= Required task =
Extract all of the data and reproduce it precisely.

(Stored data entries)
↓↓↓
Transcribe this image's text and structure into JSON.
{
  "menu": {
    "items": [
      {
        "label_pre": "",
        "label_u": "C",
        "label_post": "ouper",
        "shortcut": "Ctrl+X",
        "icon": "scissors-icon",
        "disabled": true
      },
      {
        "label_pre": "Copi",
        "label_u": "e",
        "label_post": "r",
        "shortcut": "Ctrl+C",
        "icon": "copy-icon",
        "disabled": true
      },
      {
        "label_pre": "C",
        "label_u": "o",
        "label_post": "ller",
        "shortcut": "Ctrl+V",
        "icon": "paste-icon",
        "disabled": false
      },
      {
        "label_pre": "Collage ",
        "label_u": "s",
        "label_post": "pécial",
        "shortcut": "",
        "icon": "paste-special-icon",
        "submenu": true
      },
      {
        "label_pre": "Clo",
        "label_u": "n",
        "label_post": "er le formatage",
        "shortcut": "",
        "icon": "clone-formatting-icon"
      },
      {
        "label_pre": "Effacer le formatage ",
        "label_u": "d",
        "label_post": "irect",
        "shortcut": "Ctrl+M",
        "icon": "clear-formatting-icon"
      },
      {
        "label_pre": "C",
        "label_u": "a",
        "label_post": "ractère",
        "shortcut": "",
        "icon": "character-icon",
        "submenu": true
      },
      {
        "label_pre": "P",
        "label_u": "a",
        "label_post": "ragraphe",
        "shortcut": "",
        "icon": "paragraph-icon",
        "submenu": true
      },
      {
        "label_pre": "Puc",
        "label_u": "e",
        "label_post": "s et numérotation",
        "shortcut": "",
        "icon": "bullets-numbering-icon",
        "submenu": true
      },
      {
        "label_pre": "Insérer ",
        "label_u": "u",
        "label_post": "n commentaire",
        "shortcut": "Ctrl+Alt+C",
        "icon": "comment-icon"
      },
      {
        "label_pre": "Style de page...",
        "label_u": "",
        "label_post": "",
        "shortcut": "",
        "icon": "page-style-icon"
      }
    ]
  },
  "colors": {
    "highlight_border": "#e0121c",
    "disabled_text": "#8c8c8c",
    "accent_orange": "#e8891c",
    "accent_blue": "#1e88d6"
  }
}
↑↑↑
= Solution =
Transcribe this image's text and structure into JSON.
{
  "menu": {
    "items": [
      {
        "label_pre": "",
        "label_u": "C",
        "label_post": "ouper",
        "shortcut": "Ctrl+X",
        "icon": "scissors-icon",
        "disabled": true
      },
      {
        "label_pre": "Copi",
        "label_u": "e",
        "label_post": "r",
        "shortcut": "Ctrl+C",
        "icon": "copy-icon",
        "disabled": true
      },
      {
        "label_pre": "C",
        "label_u": "o",
        "label_post": "ller",
        "shortcut": "Ctrl+V",
        "icon": "paste-icon",
        "disabled": false
      },
      {
        "label_pre": "Collage ",
        "label_u": "s",
        "label_post": "pécial",
        "shortcut": "",
        "icon": "paste-special-icon",
        "submenu": true
      },
      {
        "label_pre": "Clo",
        "label_u": "n",
        "label_post": "er le formatage",
        "shortcut": "",
        "icon": "clone-formatting-icon"
      },
      {
        "label_pre": "Effacer le formatage ",
        "label_u": "d",
        "label_post": "irect",
        "shortcut": "Ctrl+M",
        "icon": "clear-formatting-icon"
      },
      {
        "label_pre": "C",
        "label_u": "a",
        "label_post": "ractère",
        "shortcut": "",
        "icon": "character-icon",
        "submenu": true
      },
      {
        "label_pre": "P",
        "label_u": "a",
        "label_post": "ragraphe",
        "shortcut": "",
        "icon": "paragraph-icon",
        "submenu": true
      },
      {
        "label_pre": "Puc",
        "label_u": "e",
        "label_post": "s et numérotation",
        "shortcut": "",
        "icon": "bullets-numbering-icon",
        "submenu": true
      },
      {
        "label_pre": "Insérer ",
        "label_u": "u",
        "label_post": "n commentaire",
        "shortcut": "Ctrl+Alt+C",
        "icon": "comment-icon"
      },
      {
        "label_pre": "Style de page...",
        "label_u": "",
        "label_post": "",
        "shortcut": "",
        "icon": "page-style-icon"
      }
    ]
  },
  "colors": {
    "highlight_border": "#e0121c",
    "disabled_text": "#8c8c8c",
    "accent_orange": "#e8891c",
    "accent_blue": "#1e88d6"
  }
}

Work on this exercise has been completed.